● Short exercise 1
Collect every line of the rows that holds the word "first".

● Text segment

Home UpAccra 1: Jamestown and Central

We begin with the oldest part of the city. Logical, no?

The James Town light is an obviously good place for an overview.

An elegant curve. The structure dates from the 1930s and replaces one from 1871.

The view north. The foul Korle Bu (Korle Lagoon) can be made out as it slides rather than flows to the sea. Despite what appears to be a coastal highway, the road is only local. The real coastal highway lies several miles inland. As the crow flies, we're 80 miles from Cape Coast, which until 1877 was the capital of the British Gold Coast. We're 200 miles from the Ivory Coast. Sorry, sorry: Côte d'Ivoire.

The view north. The Danes, Dutch, and British all set up trading forts within a few miles of each other along this part of the Gold Coast. The British named theirs James Fort, hence James Town.

Panning slightly eastward.

And more. The football ground is interesting: how does it happen that such a large area is vacant in such a crowded area? Part of the answer may lie with that pink building.

This is the palace of the paramount chief of the Ga, the dominant ethnicity. And you thought Ghana was a western-style democracy, pure and simple?

● Data section
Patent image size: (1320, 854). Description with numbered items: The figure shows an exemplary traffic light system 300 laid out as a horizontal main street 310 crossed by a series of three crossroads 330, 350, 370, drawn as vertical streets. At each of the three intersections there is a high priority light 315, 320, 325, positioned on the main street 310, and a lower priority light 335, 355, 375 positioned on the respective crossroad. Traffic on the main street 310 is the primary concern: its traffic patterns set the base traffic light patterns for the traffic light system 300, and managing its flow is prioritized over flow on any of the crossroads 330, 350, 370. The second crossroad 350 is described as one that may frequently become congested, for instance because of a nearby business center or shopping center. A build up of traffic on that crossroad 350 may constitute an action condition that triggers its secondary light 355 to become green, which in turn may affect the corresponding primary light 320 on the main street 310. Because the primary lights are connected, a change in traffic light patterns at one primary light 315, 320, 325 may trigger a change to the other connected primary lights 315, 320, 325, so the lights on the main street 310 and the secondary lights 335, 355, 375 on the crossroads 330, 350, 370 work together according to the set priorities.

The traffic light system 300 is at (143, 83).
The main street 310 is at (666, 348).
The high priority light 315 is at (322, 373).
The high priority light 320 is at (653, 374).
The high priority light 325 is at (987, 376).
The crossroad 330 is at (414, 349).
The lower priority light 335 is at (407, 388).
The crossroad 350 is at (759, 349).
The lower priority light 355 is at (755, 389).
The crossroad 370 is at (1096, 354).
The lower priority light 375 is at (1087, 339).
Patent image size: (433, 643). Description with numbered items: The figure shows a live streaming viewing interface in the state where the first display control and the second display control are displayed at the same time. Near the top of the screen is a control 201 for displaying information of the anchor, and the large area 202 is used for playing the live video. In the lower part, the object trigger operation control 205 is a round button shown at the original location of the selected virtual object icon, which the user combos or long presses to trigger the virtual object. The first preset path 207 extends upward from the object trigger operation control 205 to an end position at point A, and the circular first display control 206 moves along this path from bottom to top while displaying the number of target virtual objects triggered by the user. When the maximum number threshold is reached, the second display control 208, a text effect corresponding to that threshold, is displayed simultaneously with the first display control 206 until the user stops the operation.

● Short exercise 2
Using the text on Jamestown and central Accra, decide whether each statement agrees with it, answering yes or no and quoting the deciding words: (a) The current lighthouse structure dates from the 1930s. (b) The road that looks like a coastal highway is the real coastal highway. (c) Cape Coast lies 200 miles away as the crow flies.

● Answer 1
Patent image size: (433, 643). Description with numbered items: The figure shows a live streaming viewing interface in the state where the first display control and the second display control are displayed at the same time. Near the top of the screen is a control 201 for displaying information of the anchor, and the large area 202 is used for playing the live video. In the lower part, the object trigger operation control 205 is a round button shown at the original location of the selected virtual object icon, which the user combos or long presses to trigger the virtual object. The first preset path 207 extends upward from the object trigger operation control 205 to an end position at point A, and the circular first display control 206 moves along this path from bottom to top while displaying the number of target virtual objects triggered by the user. When the maximum number threshold is reached, the second display control 208, a text effect corresponding to that threshold, is displayed simultaneously with the first display control 206 until the user stops the operation.

● Answer 2
(a) Yes: "The structure dates from the 1930s and replaces one from 1871."
(b) No: "Despite what appears to be a coastal highway, the road is only local."
(c) No: "As the crow flies, we're 80 miles from Cape Coast"